> _Short exercise_: Output each entry that follows exactly. Images stay out.

> _The input_:

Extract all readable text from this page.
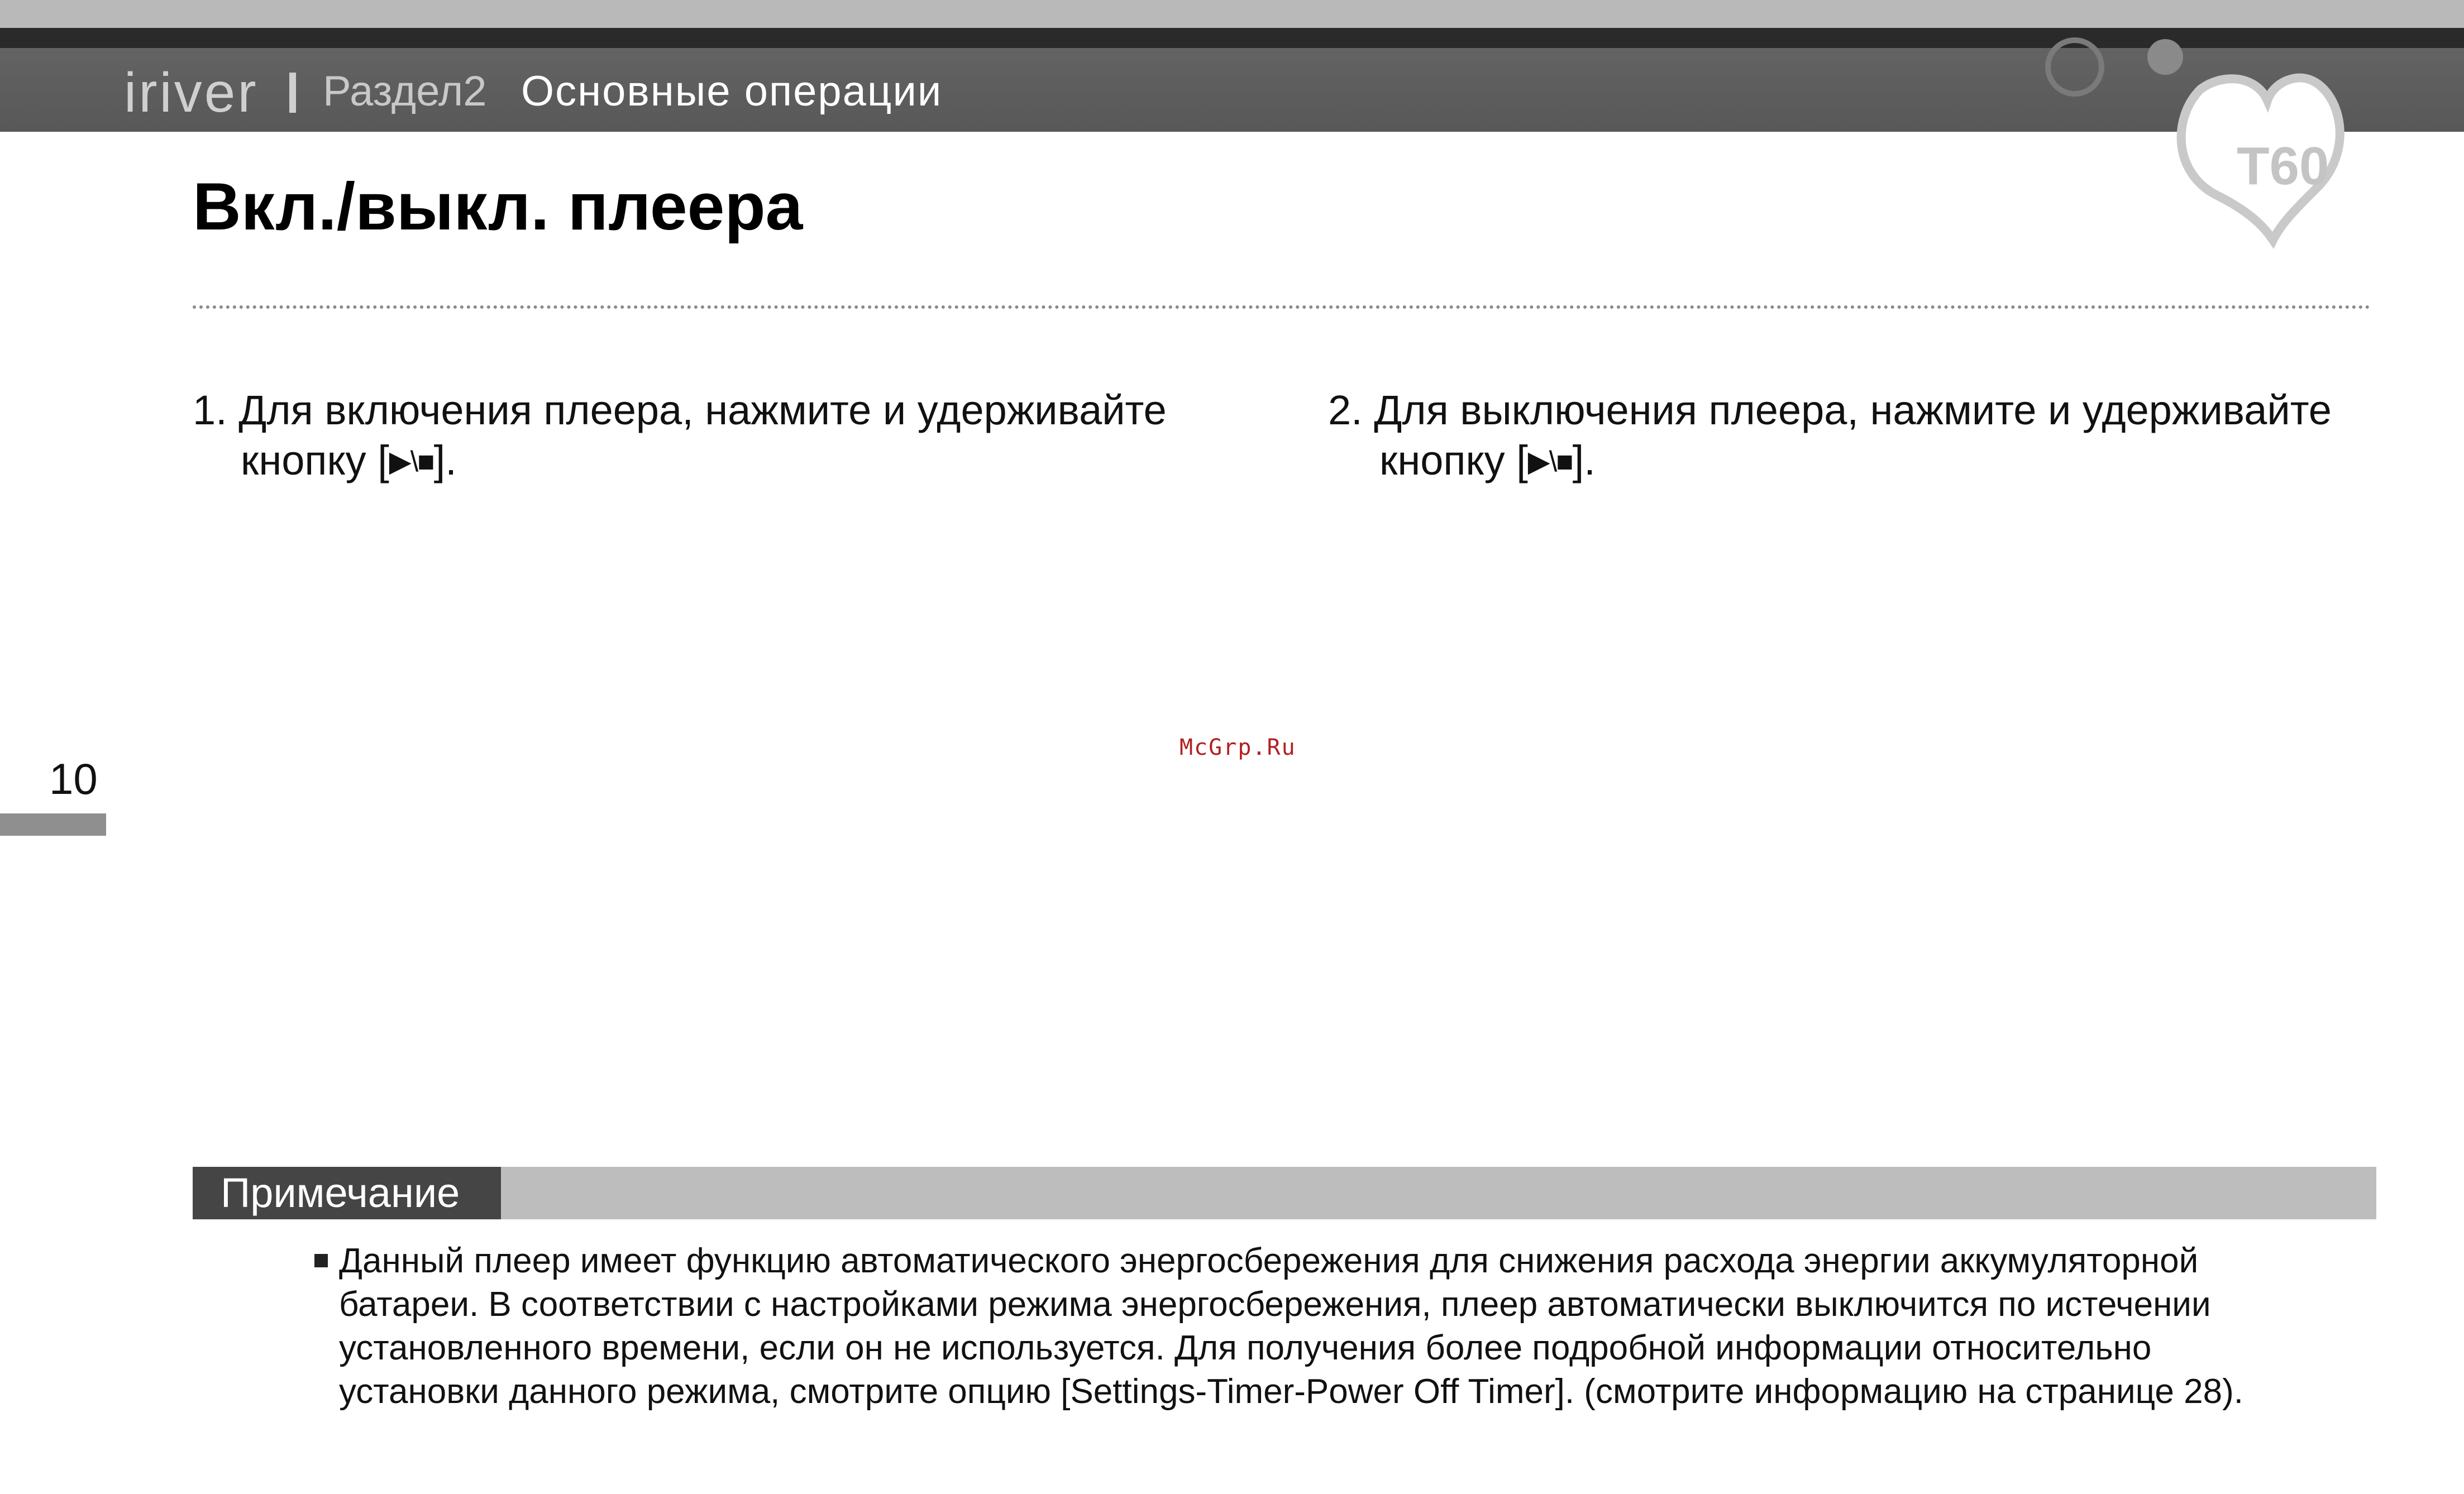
iriver Раздел2 Основные операции
T60
Вкл./выкл. плеера
1. Для включения плеера, нажмите и удерживайте
кнопку [▶\■].
2. Для выключения плеера, нажмите и удерживайте
кнопку [▶\■].
McGrp.Ru
10
Примечание
Данный плеер имеет функцию автоматического энергосбережения для снижения расхода энергии аккумуляторной
батареи. В соответствии с настройками режима энергосбережения, плеер автоматически выключится по истечении
установленного времени, если он не используется. Для получения более подробной информации относительно
установки данного режима, смотрите опцию [Settings-Timer-Power Off Timer]. (смотрите информацию на странице 28).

> _Complete answer_:
Extract all readable text from this page.
iriver Раздел2 Основные операции
T60
Вкл./выкл. плеера
1. Для включения плеера, нажмите и удерживайте
кнопку [▶\■].
2. Для выключения плеера, нажмите и удерживайте
кнопку [▶\■].
McGrp.Ru
10
Примечание
Данный плеер имеет функцию автоматического энергосбережения для снижения расхода энергии аккумуляторной
батареи. В соответствии с настройками режима энергосбережения, плеер автоматически выключится по истечении
установленного времени, если он не используется. Для получения более подробной информации относительно
установки данного режима, смотрите опцию [Settings-Timer-Power Off Timer]. (смотрите информацию на странице 28).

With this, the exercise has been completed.